TASK DIRECTIONS:
Print all the data, keeping every line exactly as it is.

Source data
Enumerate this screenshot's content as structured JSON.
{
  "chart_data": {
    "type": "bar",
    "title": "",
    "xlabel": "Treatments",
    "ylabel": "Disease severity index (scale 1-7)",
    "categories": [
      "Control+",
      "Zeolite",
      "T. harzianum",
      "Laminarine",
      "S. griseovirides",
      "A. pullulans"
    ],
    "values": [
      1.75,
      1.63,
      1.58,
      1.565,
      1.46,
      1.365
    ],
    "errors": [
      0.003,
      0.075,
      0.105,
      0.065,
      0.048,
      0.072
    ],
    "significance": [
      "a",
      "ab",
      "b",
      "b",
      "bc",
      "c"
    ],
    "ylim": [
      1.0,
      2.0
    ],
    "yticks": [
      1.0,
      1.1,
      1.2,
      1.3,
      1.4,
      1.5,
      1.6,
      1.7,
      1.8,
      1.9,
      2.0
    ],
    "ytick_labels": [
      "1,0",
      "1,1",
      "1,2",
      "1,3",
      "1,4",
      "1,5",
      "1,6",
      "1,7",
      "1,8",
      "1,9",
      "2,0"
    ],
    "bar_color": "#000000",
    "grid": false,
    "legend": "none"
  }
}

RESULT FOR THIS EXERCISE:
Enumerate this screenshot's content as structured JSON.
{
  "chart_data": {
    "type": "bar",
    "title": "",
    "xlabel": "Treatments",
    "ylabel": "Disease severity index (scale 1-7)",
    "categories": [
      "Control+",
      "Zeolite",
      "T. harzianum",
      "Laminarine",
      "S. griseovirides",
      "A. pullulans"
    ],
    "values": [
      1.75,
      1.63,
      1.58,
      1.565,
      1.46,
      1.365
    ],
    "errors": [
      0.003,
      0.075,
      0.105,
      0.065,
      0.048,
      0.072
    ],
    "significance": [
      "a",
      "ab",
      "b",
      "b",
      "bc",
      "c"
    ],
    "ylim": [
      1.0,
      2.0
    ],
    "yticks": [
      1.0,
      1.1,
      1.2,
      1.3,
      1.4,
      1.5,
      1.6,
      1.7,
      1.8,
      1.9,
      2.0
    ],
    "ytick_labels": [
      "1,0",
      "1,1",
      "1,2",
      "1,3",
      "1,4",
      "1,5",
      "1,6",
      "1,7",
      "1,8",
      "1,9",
      "2,0"
    ],
    "bar_color": "#000000",
    "grid": false,
    "legend": "none"
  }
}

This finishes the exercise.